Beoogd doel 1: Geef de rijen ongewijzigd terug, vanaf het begin van de rijen tot en met de rij waarin "- winning-number-ball: 21: [279, 123, 313, 157]" staat.

Jan Gerritsen geb. Bathoorn (1946 - ...)

Jan Gerritsen

"Op mijn website www.zoektochtvan32jaar.nl vertel ik alles over mijn moeilijke zoektocht van 32 jaar om mijn wortels te vinden.

08-11-1945 tot 08-11-1998, Enschede

Mijn naam is Jan Gerritsen geb. Bathoorn, geboren op 16 juni 1946 te Enschede. Ik ben getrouwd met Hennie op 21 januari 1966 en heb 3 kinderen,7 kleinkinderen en 2 achterkleinkinderen

Hier vertel ik alles over mijn moeilijke zoektocht van 32 jaar om mijn wortels te vinden. Mijn vader is de Engelsman Bernard Fuller, die in 1945 was gelegerd op de vliegbasis Twente en daar mijn moeder ontmoette. Ik hoop dat door middel van deze site en mijn linksite, soldatenkinderen en de site 60 plus. ik andere mensen kan helpen die met het zelfde probleem zitten of zaten zoals ik. Daarom vraag ik mensen zoals moeders,vaders, oma's,opa's, ooms en tante's en andere personen om die personen te helpen hun roots te vinden.

Want om niet te weten wie en wat je precies bent kan je hele leven parten spelen. Ook weet je niet of er erfelijke ziektes zijn die als je het weet je heel veel kan helpen voor jezelf of je kinderen. Hoe vaak zie je wel niet in vermist of spoorloos of andere programma's mensen die hun roots zoeken. Doe je ogen een tijdje dicht en bedenk dan wat het voor jezelf is als je nooit weet wat en wie één van je ouders.

Een gegevensblok:
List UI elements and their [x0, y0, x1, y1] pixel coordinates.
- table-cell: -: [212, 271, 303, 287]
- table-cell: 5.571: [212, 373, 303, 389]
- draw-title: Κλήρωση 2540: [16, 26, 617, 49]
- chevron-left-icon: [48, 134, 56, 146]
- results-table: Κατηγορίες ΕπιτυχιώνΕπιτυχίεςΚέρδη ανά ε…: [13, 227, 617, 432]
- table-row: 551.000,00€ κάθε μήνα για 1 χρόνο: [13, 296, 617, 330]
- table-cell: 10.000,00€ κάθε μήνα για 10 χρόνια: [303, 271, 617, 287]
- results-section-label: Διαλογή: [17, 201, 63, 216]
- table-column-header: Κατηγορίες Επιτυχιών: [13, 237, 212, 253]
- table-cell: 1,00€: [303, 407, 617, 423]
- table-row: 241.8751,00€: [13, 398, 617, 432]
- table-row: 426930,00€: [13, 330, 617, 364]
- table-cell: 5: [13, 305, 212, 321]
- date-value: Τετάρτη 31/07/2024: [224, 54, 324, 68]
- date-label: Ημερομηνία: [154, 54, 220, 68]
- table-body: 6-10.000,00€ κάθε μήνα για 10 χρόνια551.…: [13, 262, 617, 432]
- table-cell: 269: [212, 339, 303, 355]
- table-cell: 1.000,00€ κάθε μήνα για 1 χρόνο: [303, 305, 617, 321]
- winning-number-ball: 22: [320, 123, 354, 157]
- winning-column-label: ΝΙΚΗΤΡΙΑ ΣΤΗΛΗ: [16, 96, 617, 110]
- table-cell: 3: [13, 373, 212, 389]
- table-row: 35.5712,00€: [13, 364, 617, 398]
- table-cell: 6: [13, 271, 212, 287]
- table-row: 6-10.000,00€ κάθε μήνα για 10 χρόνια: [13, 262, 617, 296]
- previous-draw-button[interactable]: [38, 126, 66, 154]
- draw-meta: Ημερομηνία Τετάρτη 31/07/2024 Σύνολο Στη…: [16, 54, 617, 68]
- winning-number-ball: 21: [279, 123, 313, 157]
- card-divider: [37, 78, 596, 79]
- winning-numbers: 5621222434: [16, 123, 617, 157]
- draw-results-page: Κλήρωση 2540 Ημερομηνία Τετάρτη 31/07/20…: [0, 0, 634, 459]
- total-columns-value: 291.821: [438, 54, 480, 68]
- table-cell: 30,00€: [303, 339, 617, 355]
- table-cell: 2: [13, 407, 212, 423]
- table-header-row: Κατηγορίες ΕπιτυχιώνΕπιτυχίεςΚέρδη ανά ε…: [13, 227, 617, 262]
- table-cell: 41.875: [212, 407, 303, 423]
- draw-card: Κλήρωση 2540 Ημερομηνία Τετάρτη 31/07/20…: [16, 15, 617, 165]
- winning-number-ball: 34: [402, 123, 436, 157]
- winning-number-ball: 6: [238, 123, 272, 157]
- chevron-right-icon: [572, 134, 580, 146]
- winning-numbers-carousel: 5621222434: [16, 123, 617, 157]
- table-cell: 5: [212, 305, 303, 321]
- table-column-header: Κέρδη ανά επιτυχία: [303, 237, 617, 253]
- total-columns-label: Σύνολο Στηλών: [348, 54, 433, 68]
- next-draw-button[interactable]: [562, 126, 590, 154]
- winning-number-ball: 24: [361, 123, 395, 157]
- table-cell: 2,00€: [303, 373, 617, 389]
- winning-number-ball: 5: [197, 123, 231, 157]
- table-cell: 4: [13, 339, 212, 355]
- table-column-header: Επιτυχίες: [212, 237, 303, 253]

Beoogd doel 2: Typ de volledige tekst over de zoektocht van 32 jaar woordelijk over.

Volledig antwoord 1:
List UI elements and their [x0, y0, x1, y1] pixel coordinates.
- table-cell: -: [212, 271, 303, 287]
- table-cell: 5.571: [212, 373, 303, 389]
- draw-title: Κλήρωση 2540: [16, 26, 617, 49]
- chevron-left-icon: [48, 134, 56, 146]
- results-table: Κατηγορίες ΕπιτυχιώνΕπιτυχίεςΚέρδη ανά ε…: [13, 227, 617, 432]
- table-row: 551.000,00€ κάθε μήνα για 1 χρόνο: [13, 296, 617, 330]
- table-cell: 10.000,00€ κάθε μήνα για 10 χρόνια: [303, 271, 617, 287]
- results-section-label: Διαλογή: [17, 201, 63, 216]
- table-column-header: Κατηγορίες Επιτυχιών: [13, 237, 212, 253]
- table-cell: 1,00€: [303, 407, 617, 423]
- table-row: 241.8751,00€: [13, 398, 617, 432]
- table-row: 426930,00€: [13, 330, 617, 364]
- table-cell: 5: [13, 305, 212, 321]
- date-value: Τετάρτη 31/07/2024: [224, 54, 324, 68]
- date-label: Ημερομηνία: [154, 54, 220, 68]
- table-body: 6-10.000,00€ κάθε μήνα για 10 χρόνια551.…: [13, 262, 617, 432]
- table-cell: 269: [212, 339, 303, 355]
- table-cell: 1.000,00€ κάθε μήνα για 1 χρόνο: [303, 305, 617, 321]
- winning-number-ball: 22: [320, 123, 354, 157]
- winning-column-label: ΝΙΚΗΤΡΙΑ ΣΤΗΛΗ: [16, 96, 617, 110]
- table-cell: 3: [13, 373, 212, 389]
- table-row: 35.5712,00€: [13, 364, 617, 398]
- table-cell: 6: [13, 271, 212, 287]
- table-row: 6-10.000,00€ κάθε μήνα για 10 χρόνια: [13, 262, 617, 296]
- previous-draw-button[interactable]: [38, 126, 66, 154]
- draw-meta: Ημερομηνία Τετάρτη 31/07/2024 Σύνολο Στη…: [16, 54, 617, 68]
- winning-number-ball: 21: [279, 123, 313, 157]

Volledig antwoord 2:
Jan Gerritsen geb. Bathoorn (1946 - ...)

Jan Gerritsen

"Op mijn website www.zoektochtvan32jaar.nl vertel ik alles over mijn moeilijke zoektocht van 32 jaar om mijn wortels te vinden.

08-11-1945 tot 08-11-1998, Enschede

Mijn naam is Jan Gerritsen geb. Bathoorn, geboren op 16 juni 1946 te Enschede. Ik ben getrouwd met Hennie op 21 januari 1966 en heb 3 kinderen,7 kleinkinderen en 2 achterkleinkinderen

Hier vertel ik alles over mijn moeilijke zoektocht van 32 jaar om mijn wortels te vinden. Mijn vader is de Engelsman Bernard Fuller, die in 1945 was gelegerd op de vliegbasis Twente en daar mijn moeder ontmoette. Ik hoop dat door middel van deze site en mijn linksite, soldatenkinderen en de site 60 plus. ik andere mensen kan helpen die met het zelfde probleem zitten of zaten zoals ik. Daarom vraag ik mensen zoals moeders,vaders, oma's,opa's, ooms en tante's en andere personen om die personen te helpen hun roots te vinden.

Want om niet te weten wie en wat je precies bent kan je hele leven parten spelen. Ook weet je niet of er erfelijke ziektes zijn die als je het weet je heel veel kan helpen voor jezelf of je kinderen. Hoe vaak zie je wel niet in vermist of spoorloos of andere programma's mensen die hun roots zoeken. Doe je ogen een tijdje dicht en bedenk dan wat het voor jezelf is als je nooit weet wat en wie één van je ouders.